+++ Supplied information +++

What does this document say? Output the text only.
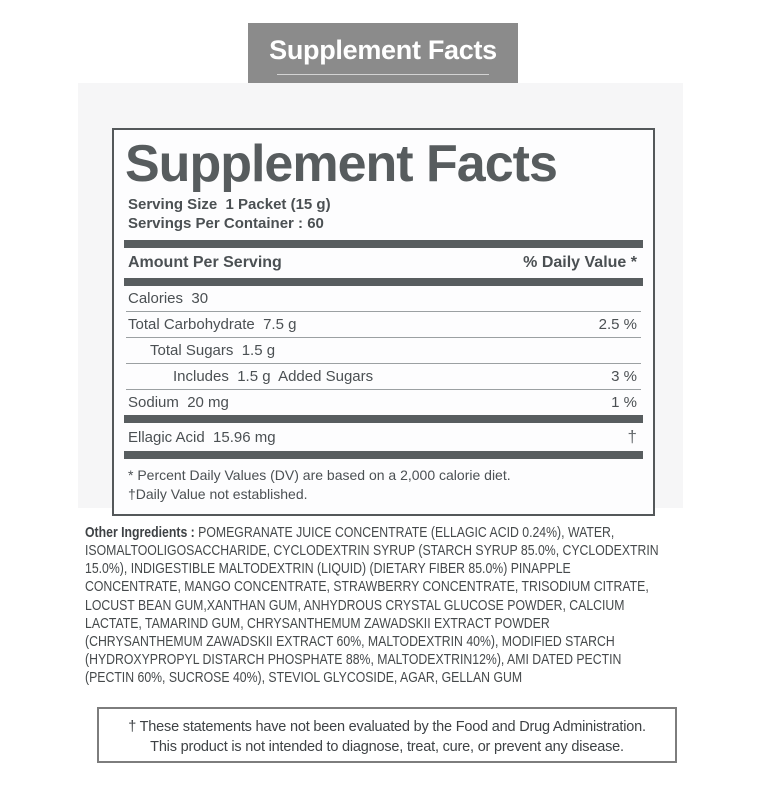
Supplement Facts
Supplement Facts
Serving Size  1 Packet (15 g)
Servings Per Container : 60
Amount Per Serving	% Daily Value *
Calories  30
Total Carbohydrate  7.5 g	2.5 %
Total Sugars  1.5 g
Includes  1.5 g  Added Sugars	3 %
Sodium  20 mg	1 %
Ellagic Acid  15.96 mg	†
* Percent Daily Values (DV) are based on a 2,000 calorie diet.
†Daily Value not established.
Other Ingredients : POMEGRANATE JUICE CONCENTRATE (ELLAGIC ACID 0.24%), WATER, ISOMALTOOLIGOSACCHARIDE, CYCLODEXTRIN SYRUP (STARCH SYRUP 85.0%, CYCLODEXTRIN 15.0%), INDIGESTIBLE MALTODEXTRIN (LIQUID) (DIETARY FIBER 85.0%) PINAPPLE CONCENTRATE, MANGO CONCENTRATE, STRAWBERRY CONCENTRATE, TRISODIUM CITRATE, LOCUST BEAN GUM,XANTHAN GUM, ANHYDROUS CRYSTAL GLUCOSE POWDER, CALCIUM LACTATE, TAMARIND GUM, CHRYSANTHEMUM ZAWADSKII EXTRACT POWDER (CHRYSANTHEMUM ZAWADSKII EXTRACT 60%, MALTODEXTRIN 40%), MODIFIED STARCH (HYDROXYPROPYL DISTARCH PHOSPHATE 88%, MALTODEXTRIN12%), AMI DATED PECTIN (PECTIN 60%, SUCROSE 40%), STEVIOL GLYCOSIDE, AGAR, GELLAN GUM
† These statements have not been evaluated by the Food and Drug Administration.
This product is not intended to diagnose, treat, cure, or prevent any disease.
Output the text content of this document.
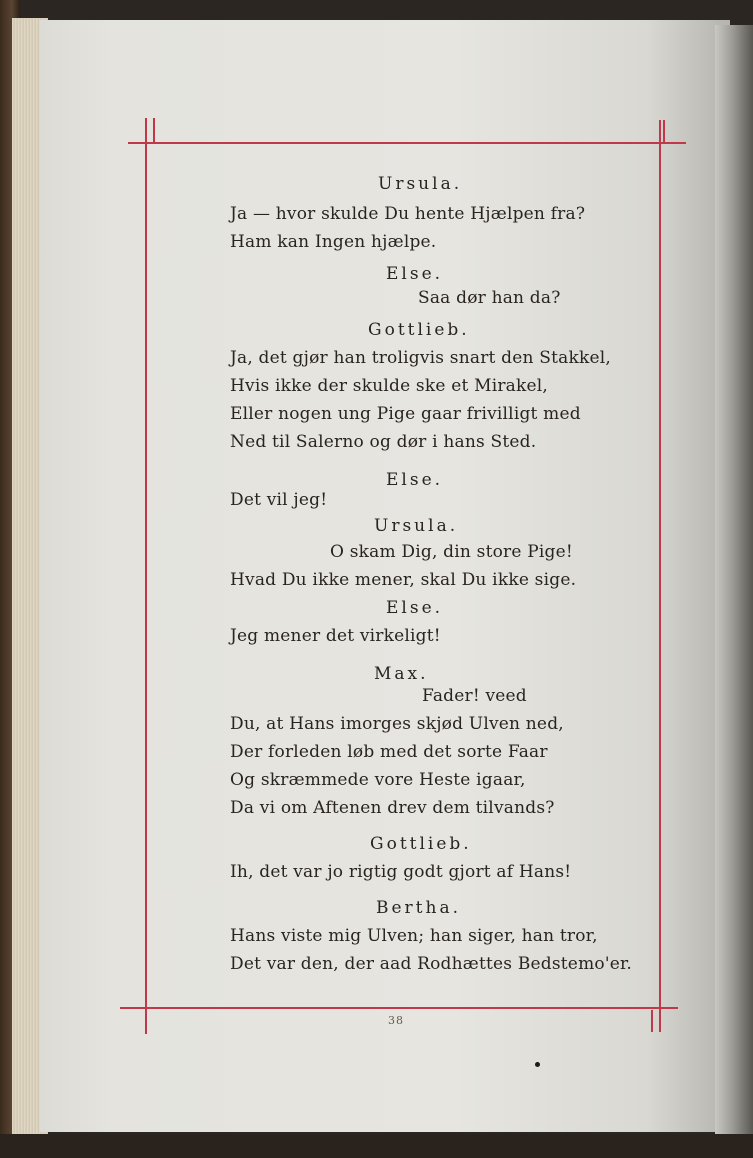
Ursula.
Ja — hvor skulde Du hente Hjælpen fra?
Ham kan Ingen hjælpe.
Else.
Saa dør han da?
Gottlieb.
Ja, det gjør han troligvis snart den Stakkel,
Hvis ikke der skulde ske et Mirakel,
Eller nogen ung Pige gaar frivilligt med
Ned til Salerno og dør i hans Sted.
Else.
Det vil jeg!
Ursula.
O skam Dig, din store Pige!
Hvad Du ikke mener, skal Du ikke sige.
Else.
Jeg mener det virkeligt!
Max.
Fader! veed
Du, at Hans imorges skjød Ulven ned,
Der forleden løb med det sorte Faar
Og skræmmede vore Heste igaar,
Da vi om Aftenen drev dem tilvands?
Gottlieb.
Ih, det var jo rigtig godt gjort af Hans!
Bertha.
Hans viste mig Ulven; han siger, han tror,
Det var den, der aad Rodhættes Bedstemo'er.
38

+++

#### The task:
Exactly the lines from the line containing "Output the text content of this document." through the last line of the entries above are to be quoted, both included, and nothing else. Pictures are left out.

#### Full answer:
Output the text content of this document.
Ursula.
Ja — hvor skulde Du hente Hjælpen fra?
Ham kan Ingen hjælpe.
Else.
Saa dør han da?
Gottlieb.
Ja, det gjør han troligvis snart den Stakkel,
Hvis ikke der skulde ske et Mirakel,
Eller nogen ung Pige gaar frivilligt med
Ned til Salerno og dør i hans Sted.
Else.
Det vil jeg!
Ursula.
O skam Dig, din store Pige!
Hvad Du ikke mener, skal Du ikke sige.
Else.
Jeg mener det virkeligt!
Max.
Fader! veed
Du, at Hans imorges skjød Ulven ned,
Der forleden løb med det sorte Faar
Og skræmmede vore Heste igaar,
Da vi om Aftenen drev dem tilvands?
Gottlieb.
Ih, det var jo rigtig godt gjort af Hans!
Bertha.
Hans viste mig Ulven; han siger, han tror,
Det var den, der aad Rodhættes Bedstemo'er.
38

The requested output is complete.